-- Begin Material provided --

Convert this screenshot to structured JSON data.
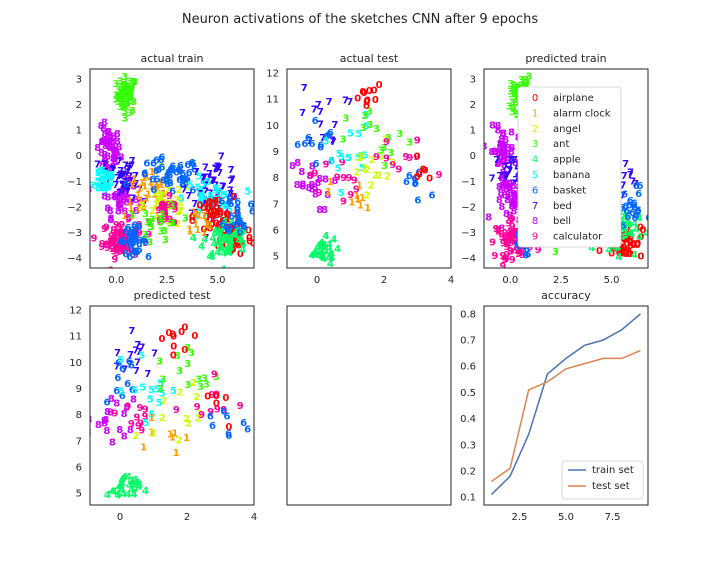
{
  "figure": {
    "suptitle": "Neuron activations of the sketches CNN after 9 epochs"
  },
  "colors": {
    "text": "#262626",
    "train_line": "#4c72b0",
    "test_line": "#dd8452"
  },
  "chart_data": [
    {
      "type": "scatter",
      "title": "actual train",
      "xlim": [
        -1.3,
        6.8
      ],
      "ylim": [
        -4.4,
        3.4
      ],
      "xticks": [
        0.0,
        2.5,
        5.0
      ],
      "xtick_labels": [
        "0.0",
        "2.5",
        "5.0"
      ],
      "yticks": [
        -4,
        -3,
        -2,
        -1,
        0,
        1,
        2,
        3
      ],
      "ytick_labels": [
        "−4",
        "−3",
        "−2",
        "−1",
        "0",
        "1",
        "2",
        "3"
      ],
      "grid": false,
      "marker": "digit glyph = class index",
      "clusters": [
        {
          "class": 3,
          "x": 0.5,
          "y": 2.4,
          "sx": 0.25,
          "sy": 0.35,
          "n": 55
        },
        {
          "class": 8,
          "x": -0.4,
          "y": 0.2,
          "sx": 0.3,
          "sy": 0.45,
          "n": 45
        },
        {
          "class": 7,
          "x": 0.1,
          "y": -0.7,
          "sx": 0.45,
          "sy": 0.35,
          "n": 30
        },
        {
          "class": 5,
          "x": -0.6,
          "y": -0.9,
          "sx": 0.3,
          "sy": 0.3,
          "n": 30
        },
        {
          "class": 8,
          "x": 0.2,
          "y": -1.7,
          "sx": 0.45,
          "sy": 0.35,
          "n": 35
        },
        {
          "class": 7,
          "x": 0.6,
          "y": -1.2,
          "sx": 0.3,
          "sy": 0.3,
          "n": 15
        },
        {
          "class": 9,
          "x": 0.2,
          "y": -3.3,
          "sx": 0.45,
          "sy": 0.35,
          "n": 70
        },
        {
          "class": 6,
          "x": 0.8,
          "y": -3.3,
          "sx": 0.35,
          "sy": 0.25,
          "n": 35
        },
        {
          "class": 1,
          "x": 1.6,
          "y": -1.5,
          "sx": 0.6,
          "sy": 0.45,
          "n": 35
        },
        {
          "class": 2,
          "x": 2.5,
          "y": -1.9,
          "sx": 0.6,
          "sy": 0.45,
          "n": 35
        },
        {
          "class": 6,
          "x": 2.6,
          "y": -0.8,
          "sx": 0.8,
          "sy": 0.35,
          "n": 45
        },
        {
          "class": 9,
          "x": 2.5,
          "y": -2.3,
          "sx": 0.4,
          "sy": 0.3,
          "n": 20
        },
        {
          "class": 3,
          "x": 2.2,
          "y": -2.7,
          "sx": 0.5,
          "sy": 0.4,
          "n": 20
        },
        {
          "class": 7,
          "x": 4.8,
          "y": -1.2,
          "sx": 0.65,
          "sy": 0.5,
          "n": 55
        },
        {
          "class": 5,
          "x": 4.6,
          "y": -1.7,
          "sx": 0.6,
          "sy": 0.4,
          "n": 35
        },
        {
          "class": 0,
          "x": 4.8,
          "y": -2.4,
          "sx": 0.5,
          "sy": 0.4,
          "n": 40
        },
        {
          "class": 0,
          "x": 5.8,
          "y": -3.2,
          "sx": 0.45,
          "sy": 0.35,
          "n": 45
        },
        {
          "class": 4,
          "x": 5.4,
          "y": -3.3,
          "sx": 0.55,
          "sy": 0.4,
          "n": 55
        },
        {
          "class": 6,
          "x": 6.0,
          "y": -2.2,
          "sx": 0.3,
          "sy": 0.4,
          "n": 25
        },
        {
          "class": 1,
          "x": 4.0,
          "y": -2.6,
          "sx": 0.35,
          "sy": 0.3,
          "n": 12
        }
      ]
    },
    {
      "type": "scatter",
      "title": "actual test",
      "xlim": [
        -0.9,
        4.0
      ],
      "ylim": [
        4.55,
        12.15
      ],
      "xticks": [
        0,
        2,
        4
      ],
      "xtick_labels": [
        "0",
        "2",
        "4"
      ],
      "yticks": [
        5,
        6,
        7,
        8,
        9,
        10,
        11,
        12
      ],
      "ytick_labels": [
        "5",
        "6",
        "7",
        "8",
        "9",
        "10",
        "11",
        "12"
      ],
      "grid": false,
      "marker": "digit glyph = class index",
      "clusters": [
        {
          "class": 4,
          "x": 0.1,
          "y": 5.2,
          "sx": 0.25,
          "sy": 0.25,
          "n": 28
        },
        {
          "class": 8,
          "x": -0.3,
          "y": 7.7,
          "sx": 0.35,
          "sy": 0.5,
          "n": 20
        },
        {
          "class": 7,
          "x": 0.2,
          "y": 10.3,
          "sx": 0.35,
          "sy": 0.6,
          "n": 14
        },
        {
          "class": 6,
          "x": 0.0,
          "y": 9.3,
          "sx": 0.3,
          "sy": 0.5,
          "n": 12
        },
        {
          "class": 9,
          "x": 0.5,
          "y": 7.9,
          "sx": 0.35,
          "sy": 0.5,
          "n": 12
        },
        {
          "class": 5,
          "x": 0.9,
          "y": 9.0,
          "sx": 0.4,
          "sy": 0.7,
          "n": 16
        },
        {
          "class": 1,
          "x": 1.1,
          "y": 7.3,
          "sx": 0.35,
          "sy": 0.4,
          "n": 10
        },
        {
          "class": 2,
          "x": 1.7,
          "y": 8.2,
          "sx": 0.4,
          "sy": 0.6,
          "n": 14
        },
        {
          "class": 3,
          "x": 1.9,
          "y": 9.4,
          "sx": 0.5,
          "sy": 0.6,
          "n": 14
        },
        {
          "class": 0,
          "x": 1.6,
          "y": 11.0,
          "sx": 0.3,
          "sy": 0.3,
          "n": 10
        },
        {
          "class": 9,
          "x": 2.5,
          "y": 8.6,
          "sx": 0.5,
          "sy": 0.5,
          "n": 10
        },
        {
          "class": 6,
          "x": 3.0,
          "y": 7.8,
          "sx": 0.4,
          "sy": 0.4,
          "n": 8
        },
        {
          "class": 0,
          "x": 3.3,
          "y": 8.4,
          "sx": 0.3,
          "sy": 0.4,
          "n": 6
        }
      ]
    },
    {
      "type": "scatter",
      "title": "predicted train",
      "xlim": [
        -1.3,
        6.8
      ],
      "ylim": [
        -4.4,
        3.4
      ],
      "xticks": [
        0.0,
        2.5,
        5.0
      ],
      "xtick_labels": [
        "0.0",
        "2.5",
        "5.0"
      ],
      "yticks": [
        -4,
        -3,
        -2,
        -1,
        0,
        1,
        2,
        3
      ],
      "ytick_labels": [
        "−4",
        "−3",
        "−2",
        "−1",
        "0",
        "1",
        "2",
        "3"
      ],
      "grid": false,
      "marker": "digit glyph = predicted class index",
      "clusters": [
        {
          "class": 3,
          "x": 0.5,
          "y": 2.4,
          "sx": 0.25,
          "sy": 0.35,
          "n": 55
        },
        {
          "class": 8,
          "x": -0.4,
          "y": 0.2,
          "sx": 0.3,
          "sy": 0.45,
          "n": 45
        },
        {
          "class": 7,
          "x": 0.1,
          "y": -0.7,
          "sx": 0.45,
          "sy": 0.35,
          "n": 30
        },
        {
          "class": 8,
          "x": 0.2,
          "y": -1.7,
          "sx": 0.45,
          "sy": 0.4,
          "n": 40
        },
        {
          "class": 9,
          "x": 0.2,
          "y": -3.3,
          "sx": 0.45,
          "sy": 0.35,
          "n": 70
        },
        {
          "class": 6,
          "x": 0.8,
          "y": -3.3,
          "sx": 0.35,
          "sy": 0.25,
          "n": 30
        },
        {
          "class": 5,
          "x": 1.7,
          "y": -0.6,
          "sx": 0.4,
          "sy": 0.3,
          "n": 12
        },
        {
          "class": 1,
          "x": 1.6,
          "y": -1.6,
          "sx": 0.6,
          "sy": 0.45,
          "n": 35
        },
        {
          "class": 2,
          "x": 2.6,
          "y": -2.0,
          "sx": 0.6,
          "sy": 0.45,
          "n": 40
        },
        {
          "class": 6,
          "x": 2.7,
          "y": -0.6,
          "sx": 0.7,
          "sy": 0.35,
          "n": 40
        },
        {
          "class": 3,
          "x": 2.4,
          "y": -2.9,
          "sx": 0.5,
          "sy": 0.4,
          "n": 20
        },
        {
          "class": 7,
          "x": 4.6,
          "y": -1.0,
          "sx": 0.7,
          "sy": 0.45,
          "n": 60
        },
        {
          "class": 5,
          "x": 4.2,
          "y": -2.3,
          "sx": 0.45,
          "sy": 0.4,
          "n": 20
        },
        {
          "class": 0,
          "x": 5.6,
          "y": -3.3,
          "sx": 0.45,
          "sy": 0.35,
          "n": 55
        },
        {
          "class": 4,
          "x": 5.3,
          "y": -2.9,
          "sx": 0.5,
          "sy": 0.45,
          "n": 45
        },
        {
          "class": 6,
          "x": 6.0,
          "y": -2.0,
          "sx": 0.3,
          "sy": 0.4,
          "n": 20
        }
      ]
    },
    {
      "type": "scatter",
      "title": "predicted test",
      "xlim": [
        -0.9,
        4.0
      ],
      "ylim": [
        4.55,
        12.15
      ],
      "xticks": [
        0,
        2,
        4
      ],
      "xtick_labels": [
        "0",
        "2",
        "4"
      ],
      "yticks": [
        5,
        6,
        7,
        8,
        9,
        10,
        11,
        12
      ],
      "ytick_labels": [
        "5",
        "6",
        "7",
        "8",
        "9",
        "10",
        "11",
        "12"
      ],
      "grid": false,
      "marker": "digit glyph = predicted class index",
      "clusters": [
        {
          "class": 4,
          "x": 0.1,
          "y": 5.2,
          "sx": 0.25,
          "sy": 0.25,
          "n": 28
        },
        {
          "class": 8,
          "x": -0.3,
          "y": 7.6,
          "sx": 0.35,
          "sy": 0.5,
          "n": 20
        },
        {
          "class": 7,
          "x": 0.3,
          "y": 10.4,
          "sx": 0.35,
          "sy": 0.6,
          "n": 14
        },
        {
          "class": 6,
          "x": 0.1,
          "y": 9.2,
          "sx": 0.3,
          "sy": 0.5,
          "n": 10
        },
        {
          "class": 9,
          "x": 0.5,
          "y": 7.9,
          "sx": 0.35,
          "sy": 0.5,
          "n": 10
        },
        {
          "class": 5,
          "x": 1.0,
          "y": 9.0,
          "sx": 0.4,
          "sy": 0.6,
          "n": 14
        },
        {
          "class": 1,
          "x": 1.2,
          "y": 7.3,
          "sx": 0.35,
          "sy": 0.4,
          "n": 8
        },
        {
          "class": 2,
          "x": 1.8,
          "y": 8.1,
          "sx": 0.4,
          "sy": 0.6,
          "n": 12
        },
        {
          "class": 3,
          "x": 2.0,
          "y": 9.6,
          "sx": 0.5,
          "sy": 0.6,
          "n": 14
        },
        {
          "class": 0,
          "x": 1.7,
          "y": 11.0,
          "sx": 0.3,
          "sy": 0.3,
          "n": 10
        },
        {
          "class": 9,
          "x": 2.6,
          "y": 8.5,
          "sx": 0.5,
          "sy": 0.5,
          "n": 10
        },
        {
          "class": 6,
          "x": 3.1,
          "y": 7.6,
          "sx": 0.4,
          "sy": 0.4,
          "n": 8
        },
        {
          "class": 0,
          "x": 3.4,
          "y": 8.5,
          "sx": 0.3,
          "sy": 0.4,
          "n": 5
        }
      ]
    },
    {
      "type": "legend",
      "legend_placement": "center",
      "items": [
        {
          "symbol": "0",
          "label": "airplane",
          "color": "#ff0000"
        },
        {
          "symbol": "1",
          "label": "alarm clock",
          "color": "#ff9900"
        },
        {
          "symbol": "2",
          "label": "angel",
          "color": "#ccff00"
        },
        {
          "symbol": "3",
          "label": "ant",
          "color": "#33ff00"
        },
        {
          "symbol": "4",
          "label": "apple",
          "color": "#00ff66"
        },
        {
          "symbol": "5",
          "label": "banana",
          "color": "#00ffff"
        },
        {
          "symbol": "6",
          "label": "basket",
          "color": "#0066ff"
        },
        {
          "symbol": "7",
          "label": "bed",
          "color": "#3300ff"
        },
        {
          "symbol": "8",
          "label": "bell",
          "color": "#cc00ff"
        },
        {
          "symbol": "9",
          "label": "calculator",
          "color": "#ff0099"
        }
      ]
    },
    {
      "type": "line",
      "title": "accuracy",
      "x": [
        1,
        2,
        3,
        4,
        5,
        6,
        7,
        8,
        9
      ],
      "xlim": [
        0.6,
        9.4
      ],
      "ylim": [
        0.07,
        0.83
      ],
      "xticks": [
        2.5,
        5.0,
        7.5
      ],
      "xtick_labels": [
        "2.5",
        "5.0",
        "7.5"
      ],
      "yticks": [
        0.1,
        0.2,
        0.3,
        0.4,
        0.5,
        0.6,
        0.7,
        0.8
      ],
      "ytick_labels": [
        "0.1",
        "0.2",
        "0.3",
        "0.4",
        "0.5",
        "0.6",
        "0.7",
        "0.8"
      ],
      "grid": false,
      "legend_placement": "lower right",
      "series": [
        {
          "name": "train set",
          "color": "#4c72b0",
          "values": [
            0.11,
            0.18,
            0.34,
            0.57,
            0.63,
            0.68,
            0.7,
            0.74,
            0.8
          ]
        },
        {
          "name": "test set",
          "color": "#dd8452",
          "values": [
            0.16,
            0.21,
            0.51,
            0.54,
            0.59,
            0.61,
            0.63,
            0.63,
            0.66
          ]
        }
      ]
    }
  ]
}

-- End Material provided --

What the task asks >>
Copy every line of the listing where the word "actual" appears.

Task answer >>
      "title": "actual train",
      "title": "actual test",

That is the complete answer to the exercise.